STATED EXERCISE: Which lines in the records below contain the word "Creamer"? Copy each of them.

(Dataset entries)

--

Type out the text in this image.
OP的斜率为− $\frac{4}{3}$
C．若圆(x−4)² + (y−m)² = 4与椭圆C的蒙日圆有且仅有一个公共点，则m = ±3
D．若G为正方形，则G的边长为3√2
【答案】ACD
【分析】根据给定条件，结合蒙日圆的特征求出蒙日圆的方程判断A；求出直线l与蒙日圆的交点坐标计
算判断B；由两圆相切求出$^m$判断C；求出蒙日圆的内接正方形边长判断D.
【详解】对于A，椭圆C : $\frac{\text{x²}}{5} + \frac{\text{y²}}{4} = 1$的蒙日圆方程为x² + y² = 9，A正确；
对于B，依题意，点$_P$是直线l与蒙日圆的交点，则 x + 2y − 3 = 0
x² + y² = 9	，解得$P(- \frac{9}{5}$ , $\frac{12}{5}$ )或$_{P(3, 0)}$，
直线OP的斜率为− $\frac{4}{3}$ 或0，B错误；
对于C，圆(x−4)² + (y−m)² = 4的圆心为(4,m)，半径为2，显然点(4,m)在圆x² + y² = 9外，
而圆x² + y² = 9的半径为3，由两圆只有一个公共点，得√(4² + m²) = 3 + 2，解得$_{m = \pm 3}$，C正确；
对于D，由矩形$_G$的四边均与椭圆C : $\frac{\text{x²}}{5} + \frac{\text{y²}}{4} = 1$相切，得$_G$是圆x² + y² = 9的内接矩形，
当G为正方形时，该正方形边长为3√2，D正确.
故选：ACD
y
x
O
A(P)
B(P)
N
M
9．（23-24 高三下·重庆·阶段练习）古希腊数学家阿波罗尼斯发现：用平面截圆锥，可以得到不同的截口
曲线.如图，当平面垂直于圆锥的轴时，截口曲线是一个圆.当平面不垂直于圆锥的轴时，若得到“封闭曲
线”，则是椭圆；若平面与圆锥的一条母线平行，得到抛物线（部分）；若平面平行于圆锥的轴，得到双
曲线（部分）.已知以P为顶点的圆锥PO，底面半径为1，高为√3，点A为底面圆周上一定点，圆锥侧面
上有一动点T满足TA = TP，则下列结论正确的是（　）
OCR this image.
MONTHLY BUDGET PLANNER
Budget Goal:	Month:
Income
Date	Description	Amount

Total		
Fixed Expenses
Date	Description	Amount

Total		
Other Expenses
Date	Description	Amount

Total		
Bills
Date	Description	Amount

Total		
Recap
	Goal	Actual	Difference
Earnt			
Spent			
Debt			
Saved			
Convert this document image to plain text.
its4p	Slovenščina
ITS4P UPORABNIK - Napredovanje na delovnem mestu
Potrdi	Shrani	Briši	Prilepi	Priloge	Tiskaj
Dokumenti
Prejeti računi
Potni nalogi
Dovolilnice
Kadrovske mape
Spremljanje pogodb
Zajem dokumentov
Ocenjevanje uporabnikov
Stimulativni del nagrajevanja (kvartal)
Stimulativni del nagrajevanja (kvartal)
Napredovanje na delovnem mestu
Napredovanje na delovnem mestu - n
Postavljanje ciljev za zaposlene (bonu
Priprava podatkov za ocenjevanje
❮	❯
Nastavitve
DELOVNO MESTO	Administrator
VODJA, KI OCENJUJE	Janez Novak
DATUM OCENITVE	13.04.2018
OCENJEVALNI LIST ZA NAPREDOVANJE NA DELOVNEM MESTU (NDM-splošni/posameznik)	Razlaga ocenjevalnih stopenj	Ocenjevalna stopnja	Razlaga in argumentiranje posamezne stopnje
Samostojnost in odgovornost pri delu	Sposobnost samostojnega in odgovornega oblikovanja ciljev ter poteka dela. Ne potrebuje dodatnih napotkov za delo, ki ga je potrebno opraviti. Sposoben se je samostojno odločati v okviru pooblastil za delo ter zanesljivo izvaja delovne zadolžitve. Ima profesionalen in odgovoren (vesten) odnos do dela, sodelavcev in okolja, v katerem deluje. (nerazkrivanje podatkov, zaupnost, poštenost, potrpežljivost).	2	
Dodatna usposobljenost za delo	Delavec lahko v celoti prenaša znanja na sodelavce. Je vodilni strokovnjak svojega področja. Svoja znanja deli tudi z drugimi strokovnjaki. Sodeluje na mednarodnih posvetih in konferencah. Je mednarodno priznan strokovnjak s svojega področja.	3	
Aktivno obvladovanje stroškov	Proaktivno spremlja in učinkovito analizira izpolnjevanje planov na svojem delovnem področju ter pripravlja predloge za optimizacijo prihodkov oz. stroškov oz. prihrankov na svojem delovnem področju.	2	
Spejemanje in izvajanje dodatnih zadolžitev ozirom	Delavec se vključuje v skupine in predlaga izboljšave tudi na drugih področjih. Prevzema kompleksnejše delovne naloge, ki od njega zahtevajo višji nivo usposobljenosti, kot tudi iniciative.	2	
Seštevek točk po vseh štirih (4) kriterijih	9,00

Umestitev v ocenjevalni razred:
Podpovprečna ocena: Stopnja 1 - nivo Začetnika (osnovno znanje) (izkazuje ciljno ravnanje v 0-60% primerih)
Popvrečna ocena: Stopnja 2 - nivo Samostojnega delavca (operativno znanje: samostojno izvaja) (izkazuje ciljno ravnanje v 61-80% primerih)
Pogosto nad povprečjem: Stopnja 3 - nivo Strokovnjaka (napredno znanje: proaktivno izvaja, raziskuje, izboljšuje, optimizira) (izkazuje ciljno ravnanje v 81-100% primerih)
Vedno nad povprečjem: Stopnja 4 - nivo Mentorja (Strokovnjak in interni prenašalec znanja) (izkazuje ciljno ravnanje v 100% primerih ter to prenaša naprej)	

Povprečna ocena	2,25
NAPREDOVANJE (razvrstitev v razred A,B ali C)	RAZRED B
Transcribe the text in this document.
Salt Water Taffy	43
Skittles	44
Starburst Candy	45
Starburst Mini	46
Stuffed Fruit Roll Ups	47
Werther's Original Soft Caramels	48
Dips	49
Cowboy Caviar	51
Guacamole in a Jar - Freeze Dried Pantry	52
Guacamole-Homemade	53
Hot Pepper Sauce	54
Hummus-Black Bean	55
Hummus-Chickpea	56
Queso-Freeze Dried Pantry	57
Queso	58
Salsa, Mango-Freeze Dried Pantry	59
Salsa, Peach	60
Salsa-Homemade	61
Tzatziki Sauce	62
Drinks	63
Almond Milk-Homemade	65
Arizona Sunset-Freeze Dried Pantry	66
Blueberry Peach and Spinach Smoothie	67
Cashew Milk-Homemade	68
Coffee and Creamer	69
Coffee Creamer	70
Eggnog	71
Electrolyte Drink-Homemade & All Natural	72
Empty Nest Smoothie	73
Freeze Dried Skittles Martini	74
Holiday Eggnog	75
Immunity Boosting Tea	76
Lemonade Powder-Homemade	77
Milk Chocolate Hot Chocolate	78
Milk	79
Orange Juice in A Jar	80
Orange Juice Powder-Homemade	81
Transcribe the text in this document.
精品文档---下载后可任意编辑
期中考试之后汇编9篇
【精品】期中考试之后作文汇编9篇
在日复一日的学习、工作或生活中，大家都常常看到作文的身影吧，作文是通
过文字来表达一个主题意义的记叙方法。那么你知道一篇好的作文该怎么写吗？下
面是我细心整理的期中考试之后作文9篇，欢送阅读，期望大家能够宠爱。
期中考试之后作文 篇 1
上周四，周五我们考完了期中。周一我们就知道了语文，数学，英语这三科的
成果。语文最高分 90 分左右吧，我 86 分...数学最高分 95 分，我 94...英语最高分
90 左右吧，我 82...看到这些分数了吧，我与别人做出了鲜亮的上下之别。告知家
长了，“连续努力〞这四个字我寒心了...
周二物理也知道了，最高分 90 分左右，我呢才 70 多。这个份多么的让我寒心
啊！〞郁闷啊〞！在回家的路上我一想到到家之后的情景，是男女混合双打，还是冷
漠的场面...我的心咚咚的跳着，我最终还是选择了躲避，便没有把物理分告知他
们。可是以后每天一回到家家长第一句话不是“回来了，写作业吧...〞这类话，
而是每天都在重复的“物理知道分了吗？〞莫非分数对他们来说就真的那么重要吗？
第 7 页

--

TASK SOLUTION:
Coffee and Creamer	69
Coffee Creamer	70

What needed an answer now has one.